▶ _WHAT TO DO_
All of the material below is to be returned exactly.

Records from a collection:
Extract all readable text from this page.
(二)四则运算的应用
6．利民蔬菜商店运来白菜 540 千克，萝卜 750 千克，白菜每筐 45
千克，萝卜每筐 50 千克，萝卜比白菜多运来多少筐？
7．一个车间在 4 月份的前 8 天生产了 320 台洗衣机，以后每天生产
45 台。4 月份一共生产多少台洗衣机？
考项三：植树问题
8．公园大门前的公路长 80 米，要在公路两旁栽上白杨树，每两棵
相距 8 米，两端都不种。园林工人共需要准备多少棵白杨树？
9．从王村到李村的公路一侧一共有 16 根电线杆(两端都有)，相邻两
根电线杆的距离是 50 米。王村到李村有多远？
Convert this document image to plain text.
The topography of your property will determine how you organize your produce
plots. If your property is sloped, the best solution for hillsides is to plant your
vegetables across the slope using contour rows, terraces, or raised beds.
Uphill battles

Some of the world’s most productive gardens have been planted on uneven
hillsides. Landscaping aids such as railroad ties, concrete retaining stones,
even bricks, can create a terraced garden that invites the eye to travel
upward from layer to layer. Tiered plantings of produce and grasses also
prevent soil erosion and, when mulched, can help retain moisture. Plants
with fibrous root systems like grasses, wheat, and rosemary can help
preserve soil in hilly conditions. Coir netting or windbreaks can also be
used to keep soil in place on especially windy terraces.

▶ _FINAL ANSWER_
Extract all readable text from this page.
(二)四则运算的应用
6．利民蔬菜商店运来白菜 540 千克，萝卜 750 千克，白菜每筐 45
千克，萝卜每筐 50 千克，萝卜比白菜多运来多少筐？
7．一个车间在 4 月份的前 8 天生产了 320 台洗衣机，以后每天生产
45 台。4 月份一共生产多少台洗衣机？
考项三：植树问题
8．公园大门前的公路长 80 米，要在公路两旁栽上白杨树，每两棵
相距 8 米，两端都不种。园林工人共需要准备多少棵白杨树？
9．从王村到李村的公路一侧一共有 16 根电线杆(两端都有)，相邻两
根电线杆的距离是 50 米。王村到李村有多远？
Convert this document image to plain text.
The topography of your property will determine how you organize your produce
plots. If your property is sloped, the best solution for hillsides is to plant your
vegetables across the slope using contour rows, terraces, or raised beds.
Uphill battles

Some of the world’s most productive gardens have been planted on uneven
hillsides. Landscaping aids such as railroad ties, concrete retaining stones,
even bricks, can create a terraced garden that invites the eye to travel
upward from layer to layer. Tiered plantings of produce and grasses also
prevent soil erosion and, when mulched, can help retain moisture. Plants
with fibrous root systems like grasses, wheat, and rosemary can help
preserve soil in hilly conditions. Coir netting or windbreaks can also be
used to keep soil in place on especially windy terraces.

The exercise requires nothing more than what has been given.